* [Instruction]: Leave the pictures out, and retype all of the material exactly as written.

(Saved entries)
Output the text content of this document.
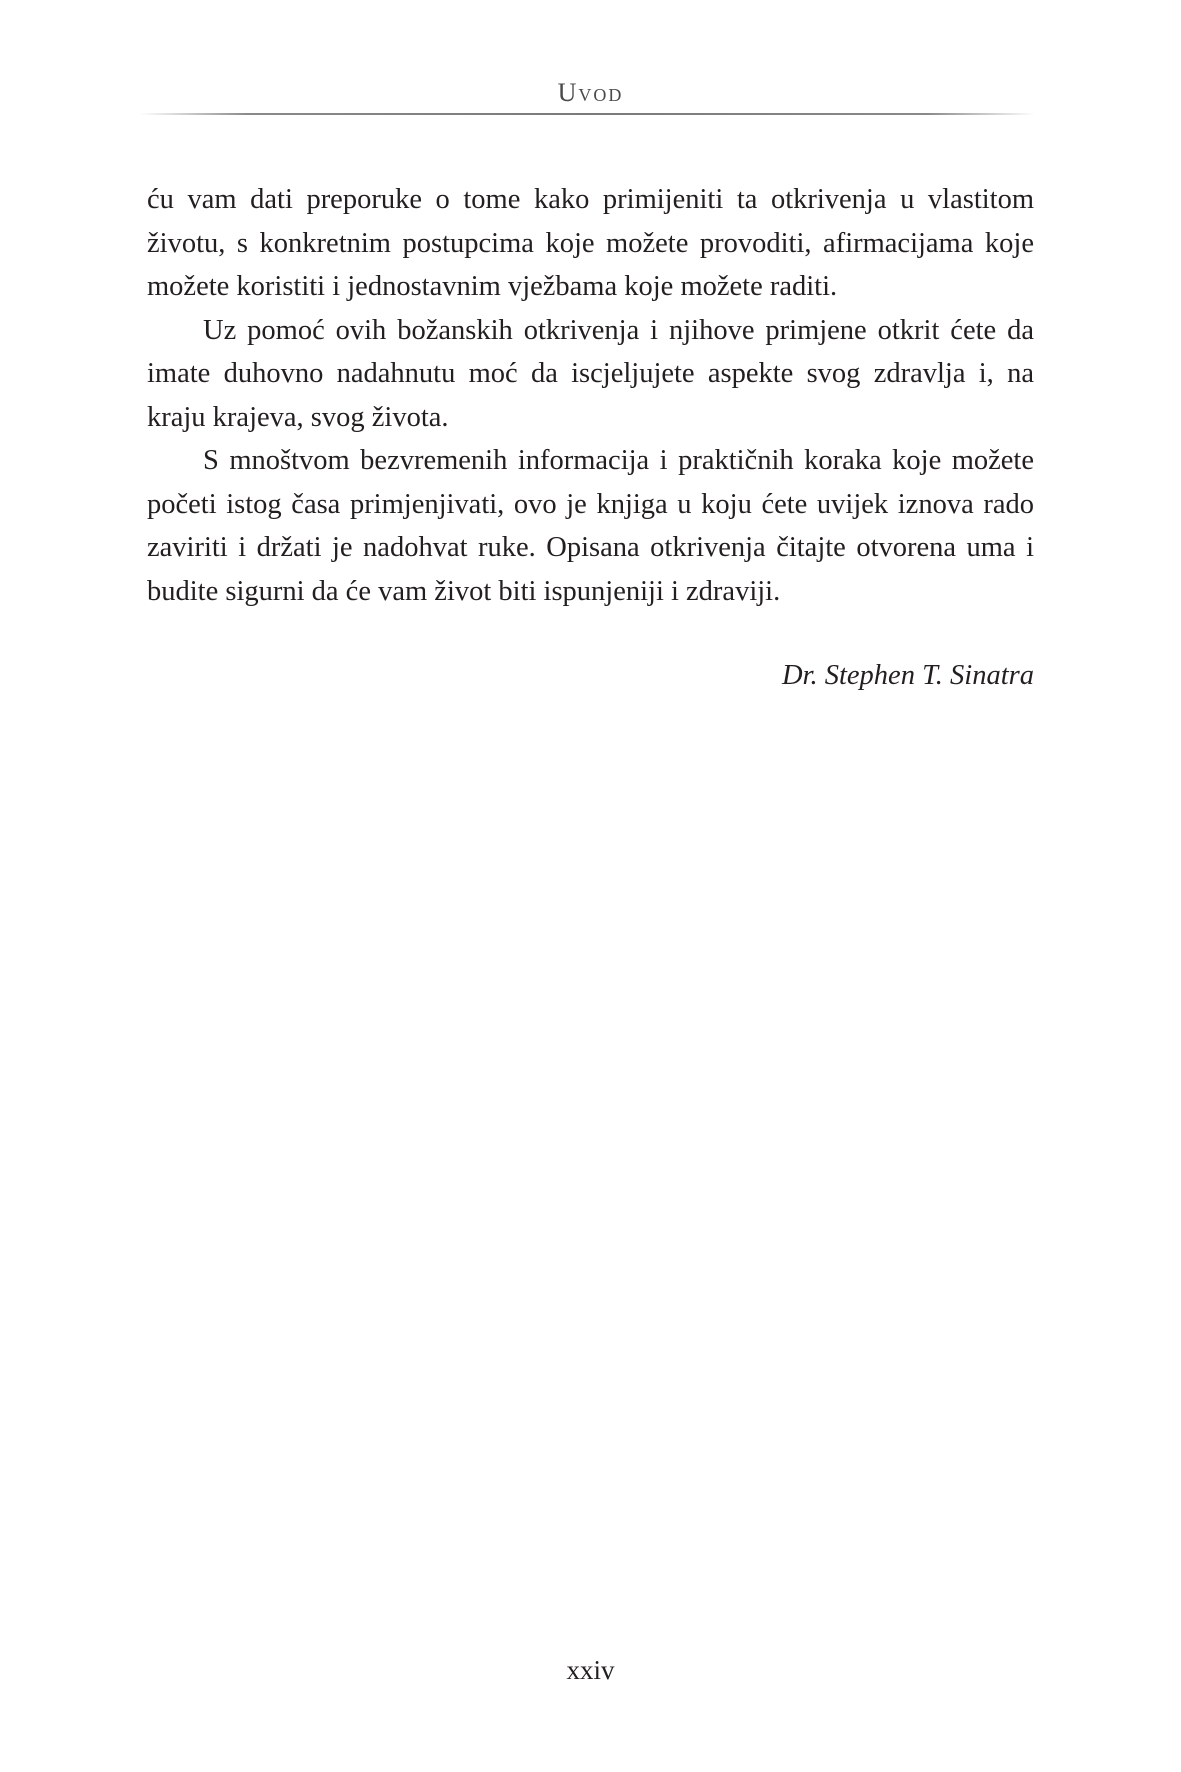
Uvod

ću vam dati preporuke o tome kako primijeniti ta otkrivenja u vlastitom životu, s konkretnim postupcima koje možete provoditi, afirmacijama koje možete koristiti i jednostavnim vježbama koje možete raditi.

Uz pomoć ovih božanskih otkrivenja i njihove primjene otkrit ćete da imate duhovno nadahnutu moć da iscjeljujete aspekte svog zdravlja i, na kraju krajeva, svog života.

S mnoštvom bezvremenih informacija i praktičnih koraka koje možete početi istog časa primjenjivati, ovo je knjiga u koju ćete uvijek iznova rado zaviriti i držati je nadohvat ruke. Opisana otkrivenja čitajte otvorena uma i budite sigurni da će vam život biti ispunjeniji i zdraviji.

Dr. Stephen T. Sinatra
xxiv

* [Full response]:
Output the text content of this document.
Uvod

ću vam dati preporuke o tome kako primijeniti ta otkrivenja u vlastitom životu, s konkretnim postupcima koje možete provoditi, afirmacijama koje možete koristiti i jednostavnim vježbama koje možete raditi.

Uz pomoć ovih božanskih otkrivenja i njihove primjene otkrit ćete da imate duhovno nadahnutu moć da iscjeljujete aspekte svog zdravlja i, na kraju krajeva, svog života.

S mnoštvom bezvremenih informacija i praktičnih koraka koje možete početi istog časa primjenjivati, ovo je knjiga u koju ćete uvijek iznova rado zaviriti i držati je nadohvat ruke. Opisana otkrivenja čitajte otvorena uma i budite sigurni da će vam život biti ispunjeniji i zdraviji.

Dr. Stephen T. Sinatra
xxiv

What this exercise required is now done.